◆ **JOB**: Examine the entries and show every line in which the word "della" is found.

----- DATASET ROWS

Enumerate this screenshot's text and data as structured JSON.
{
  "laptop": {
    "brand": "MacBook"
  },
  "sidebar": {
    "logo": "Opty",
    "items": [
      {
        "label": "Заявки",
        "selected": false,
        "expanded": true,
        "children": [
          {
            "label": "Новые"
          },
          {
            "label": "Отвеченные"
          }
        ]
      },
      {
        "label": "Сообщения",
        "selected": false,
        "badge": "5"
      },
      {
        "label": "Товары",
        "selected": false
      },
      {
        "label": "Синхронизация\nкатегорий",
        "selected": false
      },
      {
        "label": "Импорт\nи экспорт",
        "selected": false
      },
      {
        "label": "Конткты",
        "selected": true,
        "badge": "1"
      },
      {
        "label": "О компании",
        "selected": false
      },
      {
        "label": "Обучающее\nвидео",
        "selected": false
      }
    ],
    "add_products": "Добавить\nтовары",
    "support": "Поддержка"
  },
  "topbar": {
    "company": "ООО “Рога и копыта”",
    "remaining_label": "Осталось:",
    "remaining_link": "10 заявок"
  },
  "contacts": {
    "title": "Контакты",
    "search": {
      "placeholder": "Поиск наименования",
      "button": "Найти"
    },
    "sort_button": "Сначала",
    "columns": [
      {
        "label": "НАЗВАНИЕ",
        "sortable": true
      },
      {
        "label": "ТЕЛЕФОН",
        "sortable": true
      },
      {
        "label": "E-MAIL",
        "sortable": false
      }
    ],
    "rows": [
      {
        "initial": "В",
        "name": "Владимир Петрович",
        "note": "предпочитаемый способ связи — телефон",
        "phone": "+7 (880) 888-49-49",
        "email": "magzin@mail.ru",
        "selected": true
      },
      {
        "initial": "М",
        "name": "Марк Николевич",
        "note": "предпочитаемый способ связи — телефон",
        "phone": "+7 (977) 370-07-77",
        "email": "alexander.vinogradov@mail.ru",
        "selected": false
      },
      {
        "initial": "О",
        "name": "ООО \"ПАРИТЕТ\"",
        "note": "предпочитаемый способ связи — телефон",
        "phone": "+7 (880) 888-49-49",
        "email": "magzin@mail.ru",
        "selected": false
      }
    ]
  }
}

----------
----- DATASET ROWS

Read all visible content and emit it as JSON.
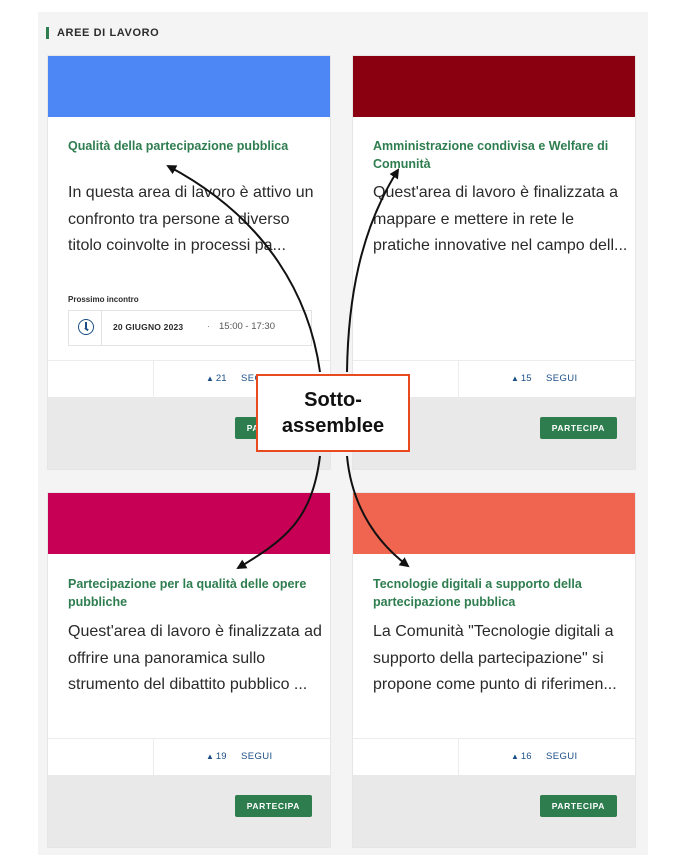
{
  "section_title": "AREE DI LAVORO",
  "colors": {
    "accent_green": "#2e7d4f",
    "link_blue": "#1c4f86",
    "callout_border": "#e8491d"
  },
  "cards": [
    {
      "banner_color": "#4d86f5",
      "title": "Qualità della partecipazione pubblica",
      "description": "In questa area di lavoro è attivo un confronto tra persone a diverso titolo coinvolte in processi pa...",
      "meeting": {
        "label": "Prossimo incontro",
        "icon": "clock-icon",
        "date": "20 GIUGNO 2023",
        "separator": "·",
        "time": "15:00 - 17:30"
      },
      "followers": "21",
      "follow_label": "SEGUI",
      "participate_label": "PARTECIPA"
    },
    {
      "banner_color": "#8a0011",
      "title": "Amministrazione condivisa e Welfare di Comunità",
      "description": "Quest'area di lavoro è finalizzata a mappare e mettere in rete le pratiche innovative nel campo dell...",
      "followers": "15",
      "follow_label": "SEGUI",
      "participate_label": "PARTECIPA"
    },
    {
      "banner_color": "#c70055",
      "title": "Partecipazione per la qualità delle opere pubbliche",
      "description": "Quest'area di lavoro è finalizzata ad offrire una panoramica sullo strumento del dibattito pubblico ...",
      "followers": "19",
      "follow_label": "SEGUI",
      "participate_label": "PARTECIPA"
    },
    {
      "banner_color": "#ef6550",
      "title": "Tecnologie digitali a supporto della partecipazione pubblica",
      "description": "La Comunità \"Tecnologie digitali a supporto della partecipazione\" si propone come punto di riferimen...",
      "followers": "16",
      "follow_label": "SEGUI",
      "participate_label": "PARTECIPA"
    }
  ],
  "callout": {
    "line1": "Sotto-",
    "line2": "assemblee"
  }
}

----------

◆ **REPLY TO THE EXERCISE**:
      "title": "Qualità della partecipazione pubblica",
      "title": "Tecnologie digitali a supporto della partecipazione pubblica",
      "description": "La Comunità \"Tecnologie digitali a supporto della partecipazione\" si propone come punto di riferimen...",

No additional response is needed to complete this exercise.